■ EXERCISE MATERIALS
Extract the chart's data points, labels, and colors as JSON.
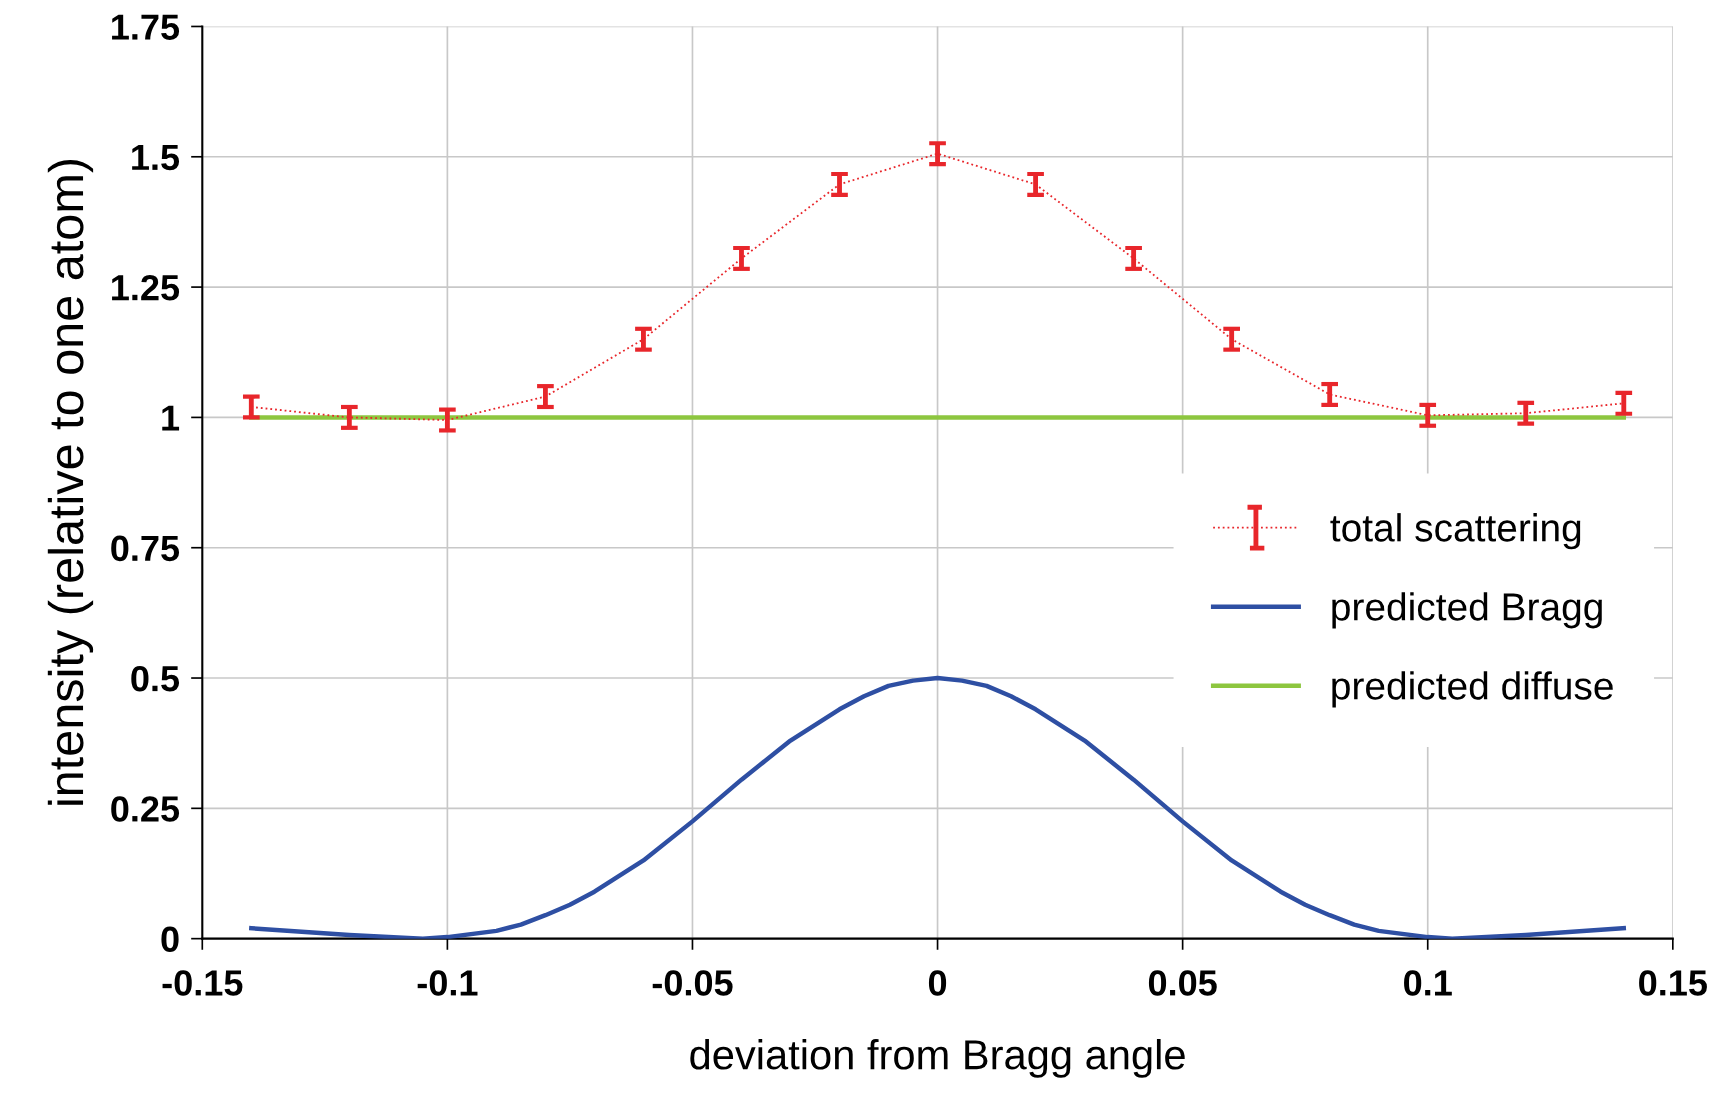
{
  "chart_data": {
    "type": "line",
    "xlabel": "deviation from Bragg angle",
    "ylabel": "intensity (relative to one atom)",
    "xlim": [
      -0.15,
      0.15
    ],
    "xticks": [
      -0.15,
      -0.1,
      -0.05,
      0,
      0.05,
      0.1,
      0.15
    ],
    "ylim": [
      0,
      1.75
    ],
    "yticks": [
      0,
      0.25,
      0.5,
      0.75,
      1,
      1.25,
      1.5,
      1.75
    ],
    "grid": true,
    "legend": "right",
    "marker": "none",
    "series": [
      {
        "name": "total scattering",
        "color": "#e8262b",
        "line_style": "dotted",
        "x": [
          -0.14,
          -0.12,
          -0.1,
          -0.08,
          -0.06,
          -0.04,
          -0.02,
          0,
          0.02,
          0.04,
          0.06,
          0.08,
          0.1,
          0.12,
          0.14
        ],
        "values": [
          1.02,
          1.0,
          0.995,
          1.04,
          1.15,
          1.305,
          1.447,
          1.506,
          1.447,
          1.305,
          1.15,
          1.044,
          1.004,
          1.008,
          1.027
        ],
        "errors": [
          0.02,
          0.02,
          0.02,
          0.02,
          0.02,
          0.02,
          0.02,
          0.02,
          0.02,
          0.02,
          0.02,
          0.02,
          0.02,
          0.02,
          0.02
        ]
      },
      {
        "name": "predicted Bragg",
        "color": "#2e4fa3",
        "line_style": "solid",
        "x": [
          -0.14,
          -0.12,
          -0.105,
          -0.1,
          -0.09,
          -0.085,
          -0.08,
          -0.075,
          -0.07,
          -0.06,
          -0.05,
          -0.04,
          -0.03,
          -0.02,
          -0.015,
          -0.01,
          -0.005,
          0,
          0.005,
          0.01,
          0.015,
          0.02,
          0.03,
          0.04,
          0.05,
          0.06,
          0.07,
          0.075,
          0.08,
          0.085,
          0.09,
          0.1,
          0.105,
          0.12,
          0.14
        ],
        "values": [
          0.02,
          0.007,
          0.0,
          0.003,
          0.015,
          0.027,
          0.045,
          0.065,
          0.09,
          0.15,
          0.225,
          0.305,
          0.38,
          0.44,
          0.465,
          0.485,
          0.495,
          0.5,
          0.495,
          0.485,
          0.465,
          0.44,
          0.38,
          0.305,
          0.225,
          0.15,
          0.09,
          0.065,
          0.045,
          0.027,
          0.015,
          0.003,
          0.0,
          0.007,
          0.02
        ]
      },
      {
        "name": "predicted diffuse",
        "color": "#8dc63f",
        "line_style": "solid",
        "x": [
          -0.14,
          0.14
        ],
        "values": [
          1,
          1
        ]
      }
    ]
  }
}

* * *

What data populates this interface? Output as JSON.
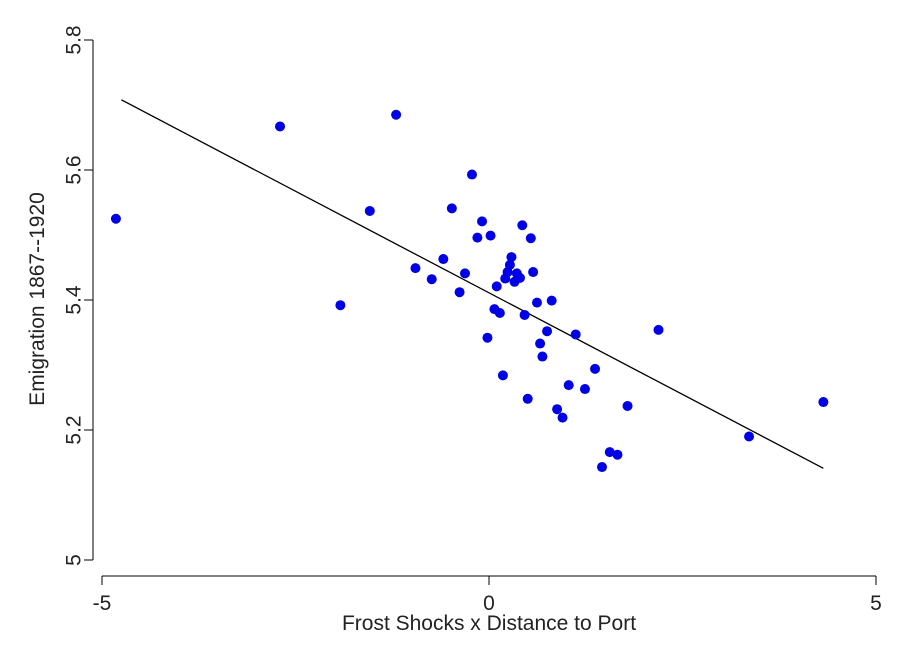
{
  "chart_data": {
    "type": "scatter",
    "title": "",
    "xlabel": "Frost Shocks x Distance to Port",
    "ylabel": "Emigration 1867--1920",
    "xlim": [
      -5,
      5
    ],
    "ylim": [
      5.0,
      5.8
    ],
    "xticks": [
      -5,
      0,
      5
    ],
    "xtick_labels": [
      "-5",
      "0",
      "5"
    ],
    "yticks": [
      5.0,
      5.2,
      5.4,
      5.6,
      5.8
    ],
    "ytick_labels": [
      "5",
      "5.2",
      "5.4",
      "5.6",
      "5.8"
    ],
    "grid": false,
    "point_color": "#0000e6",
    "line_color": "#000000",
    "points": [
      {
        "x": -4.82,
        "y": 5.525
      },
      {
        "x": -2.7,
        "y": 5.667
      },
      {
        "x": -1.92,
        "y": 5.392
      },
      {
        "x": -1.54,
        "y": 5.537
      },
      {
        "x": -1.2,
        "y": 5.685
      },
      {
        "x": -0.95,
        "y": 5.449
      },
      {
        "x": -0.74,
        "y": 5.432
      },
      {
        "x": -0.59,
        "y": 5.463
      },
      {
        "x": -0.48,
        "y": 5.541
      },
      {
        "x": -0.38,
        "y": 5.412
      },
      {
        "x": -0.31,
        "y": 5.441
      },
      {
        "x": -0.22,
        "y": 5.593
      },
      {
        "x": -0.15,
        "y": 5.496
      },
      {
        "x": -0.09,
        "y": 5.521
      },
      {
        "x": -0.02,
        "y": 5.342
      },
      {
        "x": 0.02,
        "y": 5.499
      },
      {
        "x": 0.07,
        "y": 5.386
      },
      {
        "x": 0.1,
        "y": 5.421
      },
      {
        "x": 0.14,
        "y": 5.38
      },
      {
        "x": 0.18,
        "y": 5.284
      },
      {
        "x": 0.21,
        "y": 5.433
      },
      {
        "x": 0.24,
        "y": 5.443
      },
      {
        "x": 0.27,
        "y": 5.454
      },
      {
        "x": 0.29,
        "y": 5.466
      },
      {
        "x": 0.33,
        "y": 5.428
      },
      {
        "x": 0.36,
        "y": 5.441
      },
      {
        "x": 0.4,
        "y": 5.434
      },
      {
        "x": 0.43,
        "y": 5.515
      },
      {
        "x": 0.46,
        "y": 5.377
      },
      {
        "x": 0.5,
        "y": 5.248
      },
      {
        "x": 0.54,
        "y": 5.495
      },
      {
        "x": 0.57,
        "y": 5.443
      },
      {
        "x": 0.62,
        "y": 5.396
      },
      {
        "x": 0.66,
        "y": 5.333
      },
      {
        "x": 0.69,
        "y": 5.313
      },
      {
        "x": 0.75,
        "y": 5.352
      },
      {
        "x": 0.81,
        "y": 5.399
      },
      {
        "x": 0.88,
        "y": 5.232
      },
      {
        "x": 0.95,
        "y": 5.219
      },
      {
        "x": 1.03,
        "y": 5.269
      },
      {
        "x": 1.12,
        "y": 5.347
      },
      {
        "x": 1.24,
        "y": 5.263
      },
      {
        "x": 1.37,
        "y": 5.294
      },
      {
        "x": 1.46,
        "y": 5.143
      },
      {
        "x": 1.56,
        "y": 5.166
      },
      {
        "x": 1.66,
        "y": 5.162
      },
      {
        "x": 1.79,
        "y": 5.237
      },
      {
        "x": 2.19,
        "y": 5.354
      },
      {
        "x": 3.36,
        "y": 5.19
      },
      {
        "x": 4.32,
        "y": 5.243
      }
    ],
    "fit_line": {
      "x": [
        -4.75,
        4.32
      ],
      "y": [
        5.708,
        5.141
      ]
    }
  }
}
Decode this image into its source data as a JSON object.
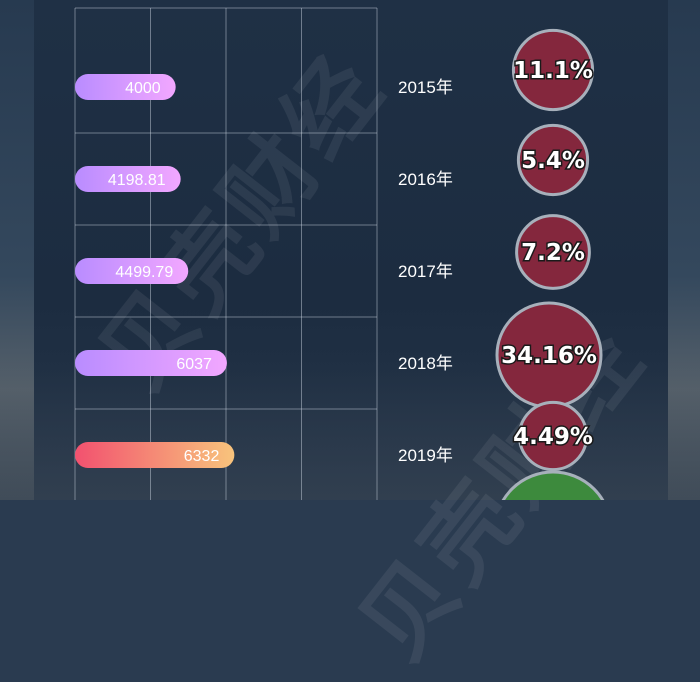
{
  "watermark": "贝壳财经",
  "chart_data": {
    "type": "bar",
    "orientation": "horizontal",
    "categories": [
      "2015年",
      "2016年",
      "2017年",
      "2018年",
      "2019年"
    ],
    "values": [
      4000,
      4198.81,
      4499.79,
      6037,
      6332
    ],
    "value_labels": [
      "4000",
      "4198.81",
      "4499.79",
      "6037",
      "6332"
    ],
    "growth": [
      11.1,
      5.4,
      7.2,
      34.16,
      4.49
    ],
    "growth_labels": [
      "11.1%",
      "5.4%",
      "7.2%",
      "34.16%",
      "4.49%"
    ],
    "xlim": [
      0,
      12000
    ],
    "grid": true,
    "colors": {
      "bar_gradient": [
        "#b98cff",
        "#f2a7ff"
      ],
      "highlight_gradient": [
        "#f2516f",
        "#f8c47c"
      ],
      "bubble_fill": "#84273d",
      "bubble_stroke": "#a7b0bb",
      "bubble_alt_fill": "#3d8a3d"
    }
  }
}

■ WRITTEN INSTRUCTION
From the listing above, return each line with the word "ylabel".

■ TASK RESPONSE
    "ylabel": "intensity (relative to one atom)",
    "ylabel": "Emigration 1867--1920",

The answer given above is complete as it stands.